[What to do] Where the word "MERRA" occurs in a line, return that line.

[Information supplied]
= = = = = = =
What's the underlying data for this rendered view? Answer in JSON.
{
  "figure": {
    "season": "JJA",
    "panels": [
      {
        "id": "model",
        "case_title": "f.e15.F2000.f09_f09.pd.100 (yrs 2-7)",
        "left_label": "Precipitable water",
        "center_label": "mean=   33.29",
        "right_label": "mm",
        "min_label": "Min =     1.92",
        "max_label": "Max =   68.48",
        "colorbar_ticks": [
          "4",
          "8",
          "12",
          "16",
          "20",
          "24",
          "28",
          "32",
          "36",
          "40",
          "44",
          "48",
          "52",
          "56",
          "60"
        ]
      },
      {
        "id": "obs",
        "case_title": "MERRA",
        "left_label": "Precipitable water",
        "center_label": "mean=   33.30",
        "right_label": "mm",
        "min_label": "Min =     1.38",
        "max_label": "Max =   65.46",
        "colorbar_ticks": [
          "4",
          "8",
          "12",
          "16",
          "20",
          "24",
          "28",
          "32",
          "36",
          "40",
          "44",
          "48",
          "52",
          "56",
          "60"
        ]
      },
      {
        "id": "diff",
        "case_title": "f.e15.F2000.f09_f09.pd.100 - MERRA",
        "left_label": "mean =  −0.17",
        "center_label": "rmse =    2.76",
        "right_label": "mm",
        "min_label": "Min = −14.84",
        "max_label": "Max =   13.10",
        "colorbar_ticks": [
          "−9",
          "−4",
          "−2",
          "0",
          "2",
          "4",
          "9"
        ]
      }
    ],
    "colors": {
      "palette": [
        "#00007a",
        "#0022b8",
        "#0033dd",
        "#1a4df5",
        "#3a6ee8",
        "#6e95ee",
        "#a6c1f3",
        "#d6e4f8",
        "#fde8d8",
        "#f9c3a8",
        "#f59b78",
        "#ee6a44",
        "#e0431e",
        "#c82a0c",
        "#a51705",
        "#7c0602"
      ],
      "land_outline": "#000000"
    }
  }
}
= = = = = = =
[Solution to this exercise]
        "case_title": "MERRA",
        "case_title": "f.e15.F2000.f09_f09.pd.100 - MERRA",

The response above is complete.